Note each line of the listing that contains the string "wordt", and copy it.
------------------------------------------------
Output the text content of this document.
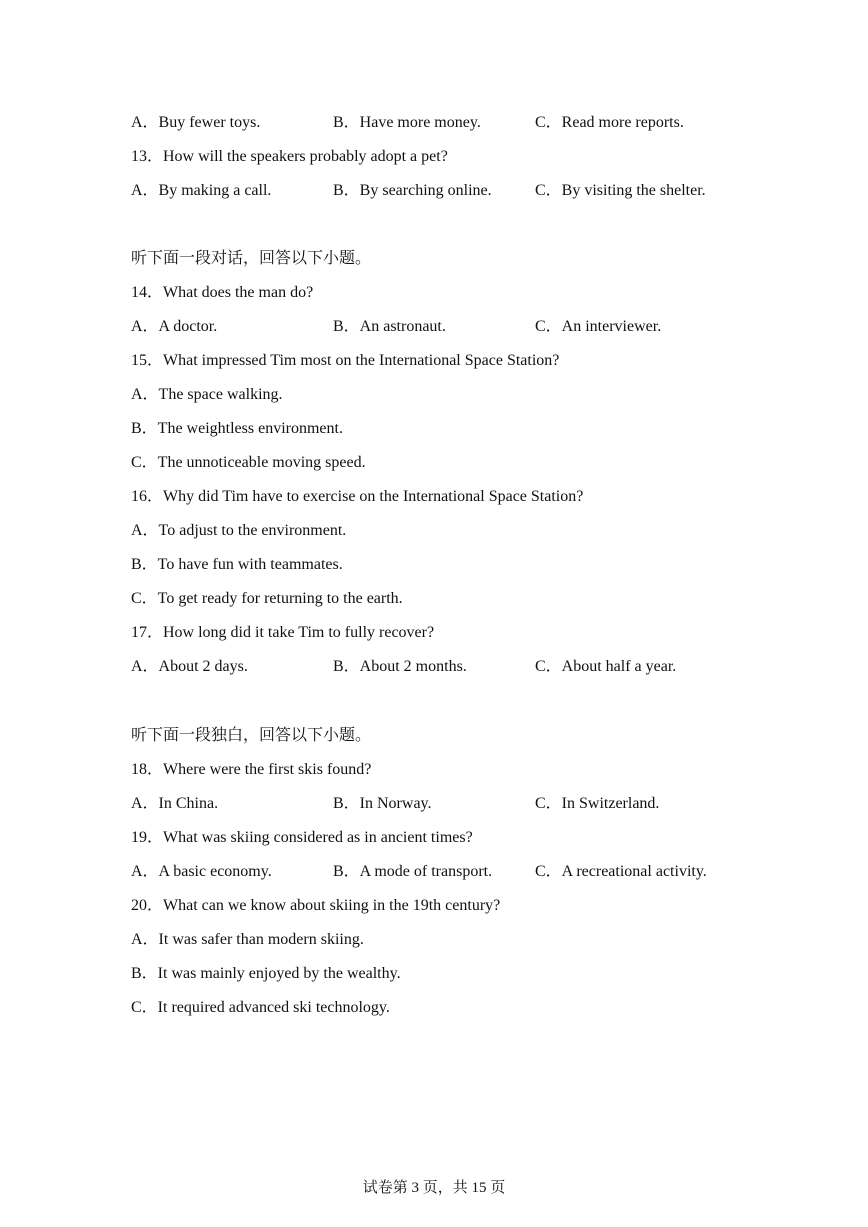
A．Buy fewer toys.	B．Have more money.	C．Read more reports.
13．How will the speakers probably adopt a pet?
A．By making a call.	B．By searching online.	C．By visiting the shelter.
听下面一段对话，回答以下小题。
14．What does the man do?
A．A doctor.	B．An astronaut.	C．An interviewer.
15．What impressed Tim most on the International Space Station?
A．The space walking.
B．The weightless environment.
C．The unnoticeable moving speed.
16．Why did Tim have to exercise on the International Space Station?
A．To adjust to the environment.
B．To have fun with teammates.
C．To get ready for returning to the earth.
17．How long did it take Tim to fully recover?
A．About 2 days.	B．About 2 months.	C．About half a year.
听下面一段独白，回答以下小题。
18．Where were the first skis found?
A．In China.	B．In Norway.	C．In Switzerland.
19．What was skiing considered as in ancient times?
A．A basic economy.	B．A mode of transport.	C．A recreational activity.
20．What can we know about skiing in the 19th century?
A．It was safer than modern skiing.
B．It was mainly enjoyed by the wealthy.
C．It required advanced ski technology.
试卷第 3 页，共 15 页
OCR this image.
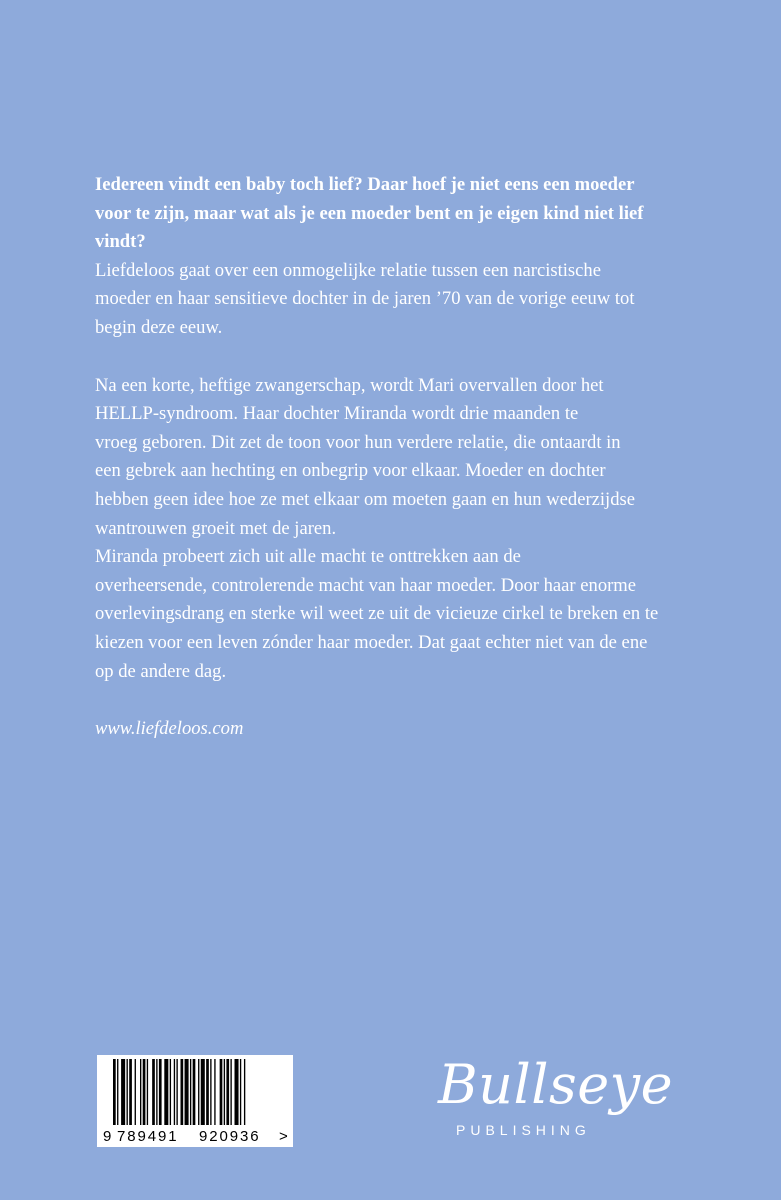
Iedereen vindt een baby toch lief? Daar hoef je niet eens een moeder
voor te zijn, maar wat als je een moeder bent en je eigen kind niet lief
vindt?

Liefdeloos gaat over een onmogelijke relatie tussen een narcistische
moeder en haar sensitieve dochter in de jaren ’70 van de vorige eeuw tot
begin deze eeuw.

Na een korte, heftige zwangerschap, wordt Mari overvallen door het
HELLP-syndroom. Haar dochter Miranda wordt drie maanden te
vroeg geboren. Dit zet de toon voor hun verdere relatie, die ontaardt in
een gebrek aan hechting en onbegrip voor elkaar. Moeder en dochter
hebben geen idee hoe ze met elkaar om moeten gaan en hun wederzijdse
wantrouwen groeit met de jaren.

Miranda probeert zich uit alle macht te onttrekken aan de
overheersende, controlerende macht van haar moeder. Door haar enorme
overlevingsdrang en sterke wil weet ze uit de vicieuze cirkel te breken en te
kiezen voor een leven zónder haar moeder. Dat gaat echter niet van de ene
op de andere dag.

www.liefdeloos.com

9 789491 920936 >
Bullseye
PUBLISHING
------------------------------------------------
» Written answer:
Na een korte, heftige zwangerschap, wordt Mari overvallen door het
HELLP-syndroom. Haar dochter Miranda wordt drie maanden te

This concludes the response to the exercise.